(Chart and figure data)
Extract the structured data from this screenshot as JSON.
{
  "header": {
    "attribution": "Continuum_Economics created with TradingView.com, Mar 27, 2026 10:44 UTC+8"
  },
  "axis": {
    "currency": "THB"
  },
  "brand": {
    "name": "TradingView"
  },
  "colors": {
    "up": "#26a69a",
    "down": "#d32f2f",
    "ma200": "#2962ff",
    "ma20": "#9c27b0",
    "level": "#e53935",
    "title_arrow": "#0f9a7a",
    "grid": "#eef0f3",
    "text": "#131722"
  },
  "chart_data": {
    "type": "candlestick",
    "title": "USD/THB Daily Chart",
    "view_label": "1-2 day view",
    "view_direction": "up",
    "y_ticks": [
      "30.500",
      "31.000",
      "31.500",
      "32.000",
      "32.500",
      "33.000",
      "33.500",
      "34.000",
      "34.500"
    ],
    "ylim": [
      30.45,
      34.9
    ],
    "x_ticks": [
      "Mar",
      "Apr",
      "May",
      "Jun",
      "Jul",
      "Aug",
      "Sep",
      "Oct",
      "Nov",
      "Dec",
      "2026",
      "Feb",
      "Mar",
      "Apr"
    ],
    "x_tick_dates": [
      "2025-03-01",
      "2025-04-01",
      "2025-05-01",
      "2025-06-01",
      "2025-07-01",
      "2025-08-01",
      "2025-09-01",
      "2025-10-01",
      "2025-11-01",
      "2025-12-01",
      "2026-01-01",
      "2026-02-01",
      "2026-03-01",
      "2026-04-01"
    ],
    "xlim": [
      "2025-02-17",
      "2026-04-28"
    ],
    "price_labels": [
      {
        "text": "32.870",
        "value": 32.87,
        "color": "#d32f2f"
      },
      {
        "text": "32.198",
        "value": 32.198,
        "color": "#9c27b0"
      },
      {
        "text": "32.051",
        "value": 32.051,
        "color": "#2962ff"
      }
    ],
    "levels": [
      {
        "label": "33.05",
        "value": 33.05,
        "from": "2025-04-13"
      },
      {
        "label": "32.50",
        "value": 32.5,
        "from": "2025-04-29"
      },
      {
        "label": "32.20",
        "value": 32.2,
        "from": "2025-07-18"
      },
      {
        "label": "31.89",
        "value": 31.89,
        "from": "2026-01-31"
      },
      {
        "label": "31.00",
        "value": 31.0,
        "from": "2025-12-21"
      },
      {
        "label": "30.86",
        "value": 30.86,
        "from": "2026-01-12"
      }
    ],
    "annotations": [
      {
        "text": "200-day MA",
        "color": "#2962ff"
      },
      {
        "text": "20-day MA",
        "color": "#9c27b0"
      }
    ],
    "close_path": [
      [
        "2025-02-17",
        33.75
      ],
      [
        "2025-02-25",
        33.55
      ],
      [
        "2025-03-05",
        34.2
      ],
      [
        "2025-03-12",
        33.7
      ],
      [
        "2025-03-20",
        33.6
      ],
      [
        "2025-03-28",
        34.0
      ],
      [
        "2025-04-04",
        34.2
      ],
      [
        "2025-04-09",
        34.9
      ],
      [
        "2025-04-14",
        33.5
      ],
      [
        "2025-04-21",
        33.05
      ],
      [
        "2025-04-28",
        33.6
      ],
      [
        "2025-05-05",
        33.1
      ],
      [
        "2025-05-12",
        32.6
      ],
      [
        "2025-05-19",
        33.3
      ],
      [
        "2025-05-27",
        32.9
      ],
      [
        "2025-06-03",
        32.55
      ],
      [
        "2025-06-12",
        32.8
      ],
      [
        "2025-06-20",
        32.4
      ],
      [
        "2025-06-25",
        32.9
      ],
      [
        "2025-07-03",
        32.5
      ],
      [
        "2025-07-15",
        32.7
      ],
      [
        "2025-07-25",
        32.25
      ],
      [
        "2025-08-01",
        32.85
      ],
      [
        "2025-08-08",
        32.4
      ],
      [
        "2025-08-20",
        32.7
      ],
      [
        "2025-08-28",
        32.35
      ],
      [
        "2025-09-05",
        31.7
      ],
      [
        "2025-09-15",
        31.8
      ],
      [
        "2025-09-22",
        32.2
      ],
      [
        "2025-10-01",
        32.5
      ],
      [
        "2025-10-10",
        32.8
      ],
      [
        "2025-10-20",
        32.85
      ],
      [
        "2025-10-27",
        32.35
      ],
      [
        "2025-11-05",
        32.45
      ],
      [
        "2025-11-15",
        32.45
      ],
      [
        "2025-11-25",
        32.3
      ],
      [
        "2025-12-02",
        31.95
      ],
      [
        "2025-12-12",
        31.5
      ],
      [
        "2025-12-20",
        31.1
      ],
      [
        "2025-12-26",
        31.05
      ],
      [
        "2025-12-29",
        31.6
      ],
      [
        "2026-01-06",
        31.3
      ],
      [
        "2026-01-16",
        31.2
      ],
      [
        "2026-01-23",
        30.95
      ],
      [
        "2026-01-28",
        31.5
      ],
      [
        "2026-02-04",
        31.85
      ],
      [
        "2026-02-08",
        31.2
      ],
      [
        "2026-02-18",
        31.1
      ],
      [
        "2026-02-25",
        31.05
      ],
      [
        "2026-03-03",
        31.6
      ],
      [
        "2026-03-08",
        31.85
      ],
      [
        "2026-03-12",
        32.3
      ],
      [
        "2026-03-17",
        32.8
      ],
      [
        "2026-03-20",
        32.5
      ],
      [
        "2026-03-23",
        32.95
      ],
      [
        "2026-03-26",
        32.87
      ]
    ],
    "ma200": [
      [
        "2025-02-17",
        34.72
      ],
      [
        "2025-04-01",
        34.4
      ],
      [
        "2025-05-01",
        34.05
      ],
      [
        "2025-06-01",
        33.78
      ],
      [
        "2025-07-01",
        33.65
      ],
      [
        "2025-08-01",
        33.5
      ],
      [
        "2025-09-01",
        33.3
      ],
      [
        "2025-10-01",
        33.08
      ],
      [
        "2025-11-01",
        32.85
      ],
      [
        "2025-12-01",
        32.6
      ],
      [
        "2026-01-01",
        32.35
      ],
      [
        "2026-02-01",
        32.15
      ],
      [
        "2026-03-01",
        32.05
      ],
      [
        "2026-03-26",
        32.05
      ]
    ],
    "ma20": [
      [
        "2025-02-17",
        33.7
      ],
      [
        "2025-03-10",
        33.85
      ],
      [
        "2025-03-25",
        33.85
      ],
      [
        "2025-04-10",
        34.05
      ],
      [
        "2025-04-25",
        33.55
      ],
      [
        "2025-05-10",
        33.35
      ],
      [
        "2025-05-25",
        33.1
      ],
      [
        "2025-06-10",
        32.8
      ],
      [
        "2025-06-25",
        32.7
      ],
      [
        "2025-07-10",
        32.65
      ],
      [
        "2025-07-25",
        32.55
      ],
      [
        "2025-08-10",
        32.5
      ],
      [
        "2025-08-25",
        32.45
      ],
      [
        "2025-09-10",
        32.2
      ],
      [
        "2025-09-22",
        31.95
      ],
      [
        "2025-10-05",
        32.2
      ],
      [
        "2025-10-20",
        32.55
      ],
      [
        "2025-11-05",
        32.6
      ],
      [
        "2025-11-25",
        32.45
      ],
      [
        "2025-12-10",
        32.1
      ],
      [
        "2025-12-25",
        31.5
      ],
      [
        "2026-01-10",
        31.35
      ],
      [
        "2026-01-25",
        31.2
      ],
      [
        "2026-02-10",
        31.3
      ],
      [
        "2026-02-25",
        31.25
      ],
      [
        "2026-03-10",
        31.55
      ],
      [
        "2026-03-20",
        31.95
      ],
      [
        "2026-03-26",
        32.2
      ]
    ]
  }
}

:: REQUIRED TASK ::
Which lines contain "value"? Copy each of them out.

:: RESULT ::
        "value": 32.87,
        "value": 32.198,
        "value": 32.051,
        "value": 33.05,
        "value": 32.5,
        "value": 32.2,
        "value": 31.89,
        "value": 31.0,
        "value": 30.86,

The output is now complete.